**Goal of the exercise**:
Omit every picture, then give all the entries again exactly.

**Rows from a figure dataset**:

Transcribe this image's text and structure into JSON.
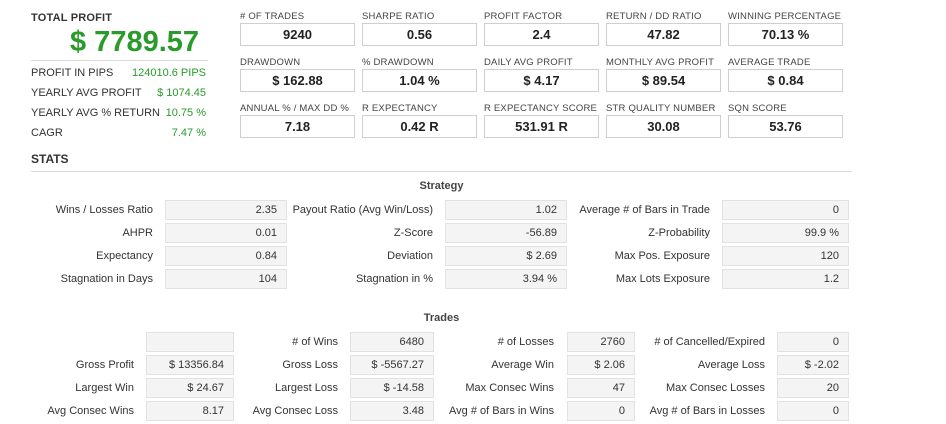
{
  "summary": {
    "total_profit_label": "TOTAL PROFIT",
    "total_profit_value": "$ 7789.57",
    "rows": [
      {
        "label": "PROFIT IN PIPS",
        "value": "124010.6 PIPS"
      },
      {
        "label": "YEARLY AVG PROFIT",
        "value": "$ 1074.45"
      },
      {
        "label": "YEARLY AVG % RETURN",
        "value": "10.75 %"
      },
      {
        "label": "CAGR",
        "value": "7.47 %"
      }
    ]
  },
  "metrics": [
    {
      "label": "# OF TRADES",
      "value": "9240"
    },
    {
      "label": "SHARPE RATIO",
      "value": "0.56"
    },
    {
      "label": "PROFIT FACTOR",
      "value": "2.4"
    },
    {
      "label": "RETURN / DD RATIO",
      "value": "47.82"
    },
    {
      "label": "WINNING PERCENTAGE",
      "value": "70.13 %"
    },
    {
      "label": "DRAWDOWN",
      "value": "$ 162.88"
    },
    {
      "label": "% DRAWDOWN",
      "value": "1.04 %"
    },
    {
      "label": "DAILY AVG PROFIT",
      "value": "$ 4.17"
    },
    {
      "label": "MONTHLY AVG PROFIT",
      "value": "$ 89.54"
    },
    {
      "label": "AVERAGE TRADE",
      "value": "$ 0.84"
    },
    {
      "label": "ANNUAL % / MAX DD %",
      "value": "7.18"
    },
    {
      "label": "R EXPECTANCY",
      "value": "0.42 R"
    },
    {
      "label": "R EXPECTANCY SCORE",
      "value": "531.91 R"
    },
    {
      "label": "STR QUALITY NUMBER",
      "value": "30.08"
    },
    {
      "label": "SQN SCORE",
      "value": "53.76"
    }
  ],
  "stats": {
    "title": "STATS",
    "strategy": {
      "title": "Strategy",
      "rows": [
        [
          {
            "label": "Wins / Losses Ratio",
            "value": "2.35"
          },
          {
            "label": "Payout Ratio (Avg Win/Loss)",
            "value": "1.02"
          },
          {
            "label": "Average # of Bars in Trade",
            "value": "0"
          }
        ],
        [
          {
            "label": "AHPR",
            "value": "0.01"
          },
          {
            "label": "Z-Score",
            "value": "-56.89"
          },
          {
            "label": "Z-Probability",
            "value": "99.9 %"
          }
        ],
        [
          {
            "label": "Expectancy",
            "value": "0.84"
          },
          {
            "label": "Deviation",
            "value": "$ 2.69"
          },
          {
            "label": "Max Pos. Exposure",
            "value": "120"
          }
        ],
        [
          {
            "label": "Stagnation in Days",
            "value": "104"
          },
          {
            "label": "Stagnation in %",
            "value": "3.94 %"
          },
          {
            "label": "Max Lots Exposure",
            "value": "1.2"
          }
        ]
      ]
    },
    "trades": {
      "title": "Trades",
      "rows": [
        [
          {
            "label": "",
            "value": ""
          },
          {
            "label": "# of Wins",
            "value": "6480"
          },
          {
            "label": "# of Losses",
            "value": "2760"
          },
          {
            "label": "# of Cancelled/Expired",
            "value": "0"
          }
        ],
        [
          {
            "label": "Gross Profit",
            "value": "$ 13356.84"
          },
          {
            "label": "Gross Loss",
            "value": "$ -5567.27"
          },
          {
            "label": "Average Win",
            "value": "$ 2.06"
          },
          {
            "label": "Average Loss",
            "value": "$ -2.02"
          }
        ],
        [
          {
            "label": "Largest Win",
            "value": "$ 24.67"
          },
          {
            "label": "Largest Loss",
            "value": "$ -14.58"
          },
          {
            "label": "Max Consec Wins",
            "value": "47"
          },
          {
            "label": "Max Consec Losses",
            "value": "20"
          }
        ],
        [
          {
            "label": "Avg Consec Wins",
            "value": "8.17"
          },
          {
            "label": "Avg Consec Loss",
            "value": "3.48"
          },
          {
            "label": "Avg # of Bars in Wins",
            "value": "0"
          },
          {
            "label": "Avg # of Bars in Losses",
            "value": "0"
          }
        ]
      ]
    }
  }
}
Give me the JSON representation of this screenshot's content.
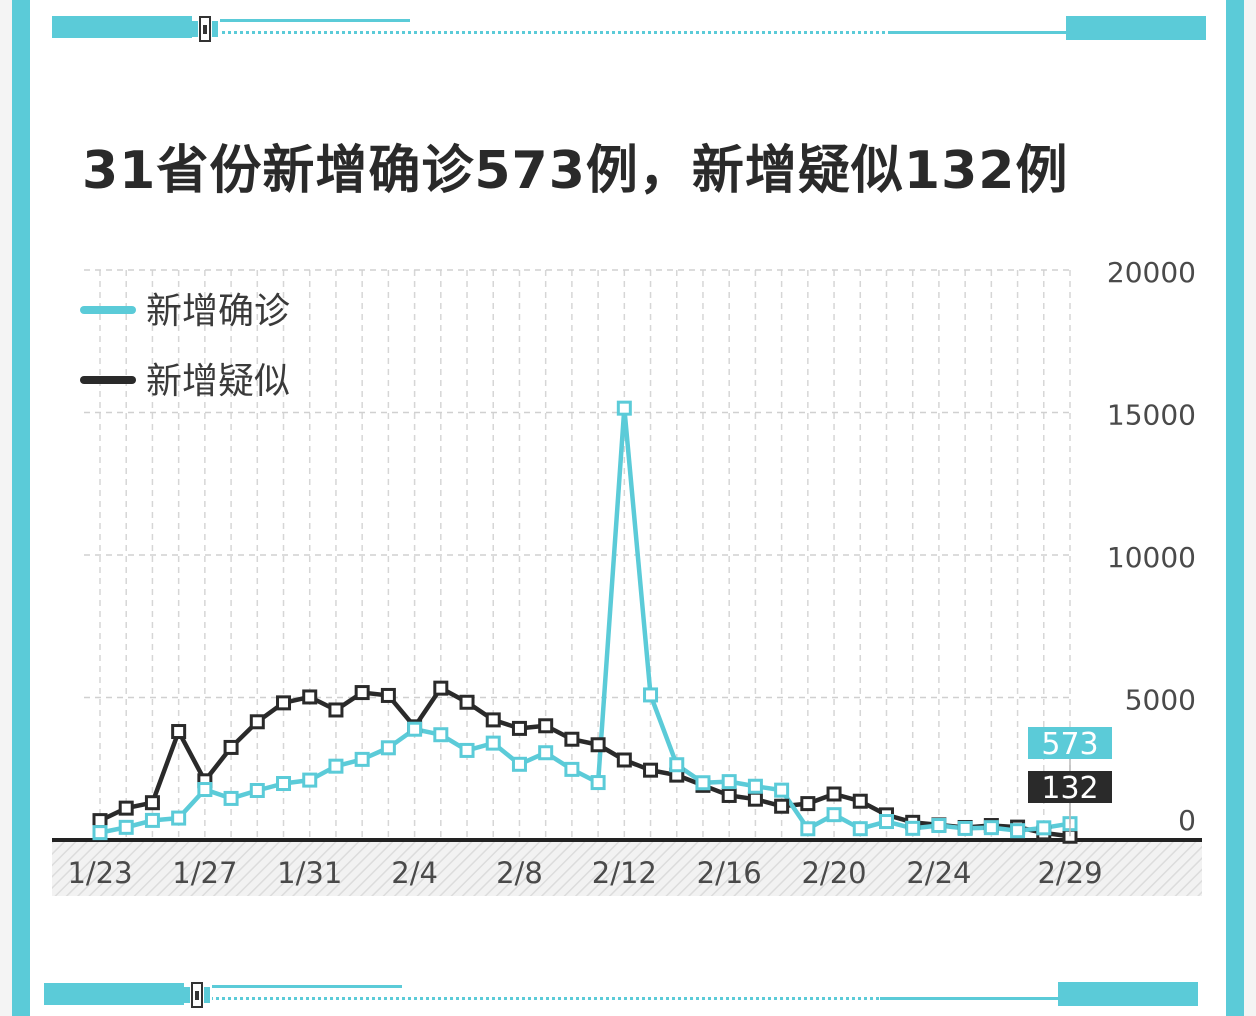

**The completed task**:
Transcribe this image's text and structure into JSON.
{
  "summary": {
    "total_profit_label": "TOTAL PROFIT",
    "total_profit_value": "$ 7789.57",
    "rows": [
      {
        "label": "PROFIT IN PIPS",
        "value": "124010.6 PIPS"
      },
      {
        "label": "YEARLY AVG PROFIT",
        "value": "$ 1074.45"
      },
      {
        "label": "YEARLY AVG % RETURN",
        "value": "10.75 %"
      },
      {
        "label": "CAGR",
        "value": "7.47 %"
      }
    ]
  },
  "metrics": [
    {
      "label": "# OF TRADES",
      "value": "9240"
    },
    {
      "label": "SHARPE RATIO",
      "value": "0.56"
    },
    {
      "label": "PROFIT FACTOR",
      "value": "2.4"
    },
    {
      "label": "RETURN / DD RATIO",
      "value": "47.82"
    },
    {
      "label": "WINNING PERCENTAGE",
      "value": "70.13 %"
    },
    {
      "label": "DRAWDOWN",
      "value": "$ 162.88"
    },
    {
      "label": "% DRAWDOWN",
      "value": "1.04 %"
    },
    {
      "label": "DAILY AVG PROFIT",
      "value": "$ 4.17"
    },
    {
      "label": "MONTHLY AVG PROFIT",
      "value": "$ 89.54"
    },
    {
      "label": "AVERAGE TRADE",
      "value": "$ 0.84"
    },
    {
      "label": "ANNUAL % / MAX DD %",
      "value": "7.18"
    },
    {
      "label": "R EXPECTANCY",
      "value": "0.42 R"
    },
    {
      "label": "R EXPECTANCY SCORE",
      "value": "531.91 R"
    },
    {
      "label": "STR QUALITY NUMBER",
      "value": "30.08"
    },
    {
      "label": "SQN SCORE",
      "value": "53.76"
    }
  ],
  "stats": {
    "title": "STATS",
    "strategy": {
      "title": "Strategy",
      "rows": [
        [
          {
            "label": "Wins / Losses Ratio",
            "value": "2.35"
          },
          {
            "label": "Payout Ratio (Avg Win/Loss)",
            "value": "1.02"
          },
          {
            "label": "Average # of Bars in Trade",
            "value": "0"
          }
        ],
        [
          {
            "label": "AHPR",
            "value": "0.01"
          },
          {
            "label": "Z-Score",
            "value": "-56.89"
          },
          {
            "label": "Z-Probability",
            "value": "99.9 %"
          }
        ],
        [
          {
            "label": "Expectancy",
            "value": "0.84"
          },
          {
            "label": "Deviation",
            "value": "$ 2.69"
          },
          {
            "label": "Max Pos. Exposure",
            "value": "120"
          }
        ],
        [
          {
            "label": "Stagnation in Days",
            "value": "104"
          },
          {
            "label": "Stagnation in %",
            "value": "3.94 %"
          },
          {
            "label": "Max Lots Exposure",
            "value": "1.2"
          }
        ]
      ]
    },
    "trades": {
      "title": "Trades",
      "rows": [
        [
          {
            "label": "",
            "value": ""
          },
          {
            "label": "# of Wins",
            "value": "6480"
          },
          {
            "label": "# of Losses",
            "value": "2760"
          },
          {
            "label": "# of Cancelled/Expired",
            "value": "0"
          }
        ],
        [
          {
            "label": "Gross Profit",
            "value": "$ 13356.84"
          },
          {
            "label": "Gross Loss",
            "value": "$ -5567.27"
          },
          {
            "label": "Average Win",
            "value": "$ 2.06"
          },
          {
            "label": "Average Loss",
            "value": "$ -2.02"
          }
        ],
        [
          {
            "label": "Largest Win",
            "value": "$ 24.67"
          },
          {
            "label": "Largest Loss",
            "value": "$ -14.58"
          },
          {
            "label": "Max Consec Wins",
            "value": "47"
          },
          {
            "label": "Max Consec Losses",
            "value": "20"
          }
        ],
        [
          {
            "label": "Avg Consec Wins",
            "value": "8.17"
          },
          {
            "label": "Avg Consec Loss",
            "value": "3.48"
          },
          {
            "label": "Avg # of Bars in Wins",
            "value": "0"
          },
          {
            "label": "Avg # of Bars in Losses",
            "value": "0"
          }
        ]
      ]
    }
  }
}
Give me the JSON representation of this screenshot's content.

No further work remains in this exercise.